_SOURCE EXTRACT_.
*** Begin section ***
What factors can affect Property Values?
In relation to a project like a wind farm, there are a number of factors that could have an impact on land values and therefore require appropriate consideration. These generally include:
- Changes in income earning potential of property
- Aesthetic appearance - impact on scenic views
- Changes in fencing and on-site access roads
- Changes in natural vegetation and ecology
- General trends in property prices in the area independent of wind farming.
The value of properties also go up and down for a wide range of external reasons. Supply and demand, local industry performance, proximity to amenities and infrastructure, housing affordability and the desirability of the location can all have an impact.
Do properties next to a wind farm reduce in value?
The fact that a property is in the vicinity of a wind farm or that a wind farm is visible from a property does not mean that a property value is going to be impacted. There have been two studies commissioned by the NSW Government that have studied many property transactions before, during and after the construction of wind farms. Analysis of the prices obtained in these sales and comparison with the broader market in the region demonstrated no link between wind farms and a decrease in property value. [1,2]
In NSW projects such as wind farms are required to undertake a number of assessments to demonstrate compliance against relevant criteria in the following areas:
- Visual Amenity – Assessed against performance criteria in the Wind Energy: Visual Assessment Bulletin
- Noise Amenity – Assessed against noise limits in the Wind Energy: Noise Assessment Bulletin
- Construction and Operational Traffic and Transportation
For a project to gain development approval and proceed to construction and operation it must first identify, address and mitigate the issues that could have an impact on surrounding properties. By addressing these issues and demonstrating compliance against the relevant criteria the project is removing the factors that can have an impact on property values.
What studies have been conducted on the impact of wind farms on surrounding property values?
The potential for wind farms to impact the value of properties in the surrounding area has been the subject of two separate studies commissioned by the NSW Government, one in 2009 by the NSW Valuer-General and one in 2016 by Urbis on behalf of the NSW Office of Environment and Heritage.
NSW Valuer General Report (2009)
The 2009 NSW Valuer-General’s assessment of the impact of wind farms on property values found that the separation distance identified in NSW appears to be sufficient to ameliorate any dis-amenity associated with the presence of wind farm development.
The study found that "properties in rural/agricultural areas appeared to be the least affected by wind farm development, with no reductions found near any of the eight wind farms investigated. The only properties where a possible effect was observed were lifestyle properties in Victoria within 500 metres of a wind farm, some of which were found to have lower than expected land values.”
Urbis Report on behalf of NSW Office of Environment and Heritage (2016)
The Review of the Impact of Wind Farm on Property Values conducted by Urbis on behalf of OEH comprised of a review of the available literature, analysis of actual case studies and a conclusion.
*** End section ***
_STORED DATA_.
*** Begin section ***
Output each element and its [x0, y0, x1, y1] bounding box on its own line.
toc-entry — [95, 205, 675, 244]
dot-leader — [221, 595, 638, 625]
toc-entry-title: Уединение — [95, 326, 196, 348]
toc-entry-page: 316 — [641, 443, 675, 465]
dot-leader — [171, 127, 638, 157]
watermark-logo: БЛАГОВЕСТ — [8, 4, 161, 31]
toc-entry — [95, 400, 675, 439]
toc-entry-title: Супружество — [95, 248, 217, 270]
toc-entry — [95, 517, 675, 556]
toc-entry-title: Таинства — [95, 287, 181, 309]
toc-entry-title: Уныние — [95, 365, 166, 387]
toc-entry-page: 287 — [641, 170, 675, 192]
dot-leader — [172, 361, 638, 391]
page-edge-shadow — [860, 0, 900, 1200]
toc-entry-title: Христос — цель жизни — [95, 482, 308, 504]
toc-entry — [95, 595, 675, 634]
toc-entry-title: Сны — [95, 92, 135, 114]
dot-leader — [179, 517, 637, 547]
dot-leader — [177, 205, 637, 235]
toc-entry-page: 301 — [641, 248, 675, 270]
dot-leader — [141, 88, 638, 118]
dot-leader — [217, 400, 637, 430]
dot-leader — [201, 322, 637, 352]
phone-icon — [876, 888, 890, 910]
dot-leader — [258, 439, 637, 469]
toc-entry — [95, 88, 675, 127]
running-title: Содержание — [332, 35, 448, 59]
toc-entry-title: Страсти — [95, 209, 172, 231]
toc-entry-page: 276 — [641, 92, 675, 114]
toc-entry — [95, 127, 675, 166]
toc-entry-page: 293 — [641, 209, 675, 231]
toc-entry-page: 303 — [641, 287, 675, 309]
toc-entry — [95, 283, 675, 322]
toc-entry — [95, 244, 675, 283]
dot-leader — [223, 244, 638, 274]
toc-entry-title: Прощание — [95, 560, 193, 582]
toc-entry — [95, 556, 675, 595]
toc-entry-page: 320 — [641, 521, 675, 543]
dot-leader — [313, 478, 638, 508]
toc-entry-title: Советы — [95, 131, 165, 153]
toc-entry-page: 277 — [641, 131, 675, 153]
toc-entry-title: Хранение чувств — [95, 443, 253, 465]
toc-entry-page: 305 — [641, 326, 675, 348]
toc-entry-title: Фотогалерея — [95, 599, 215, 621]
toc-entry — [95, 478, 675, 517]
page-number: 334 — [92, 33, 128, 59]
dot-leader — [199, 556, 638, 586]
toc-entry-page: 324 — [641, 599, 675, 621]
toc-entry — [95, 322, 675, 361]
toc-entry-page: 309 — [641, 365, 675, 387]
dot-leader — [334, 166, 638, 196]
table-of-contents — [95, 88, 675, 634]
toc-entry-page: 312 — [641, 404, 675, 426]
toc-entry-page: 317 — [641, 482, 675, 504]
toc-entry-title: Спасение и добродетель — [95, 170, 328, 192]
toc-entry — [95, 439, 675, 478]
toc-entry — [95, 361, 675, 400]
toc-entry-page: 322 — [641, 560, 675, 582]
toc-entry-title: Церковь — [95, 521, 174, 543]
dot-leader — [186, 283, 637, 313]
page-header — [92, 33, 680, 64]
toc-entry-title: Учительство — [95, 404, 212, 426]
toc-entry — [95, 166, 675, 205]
*** End section ***
Restate the passage on wind farms and property values, starting with "What studies have" and going on through "wind farm development.", and replace "separation distance" with "buffer distance".

What studies have been conducted on the impact of wind farms on surrounding property values?
The potential for wind farms to impact the value of properties in the surrounding area has been the subject of two separate studies commissioned by the NSW Government, one in 2009 by the NSW Valuer-General and one in 2016 by Urbis on behalf of the NSW Office of Environment and Heritage.
NSW Valuer General Report (2009)
The 2009 NSW Valuer-General’s assessment of the impact of wind farms on property values found that the buffer distance identified in NSW appears to be sufficient to ameliorate any dis-amenity associated with the presence of wind farm development.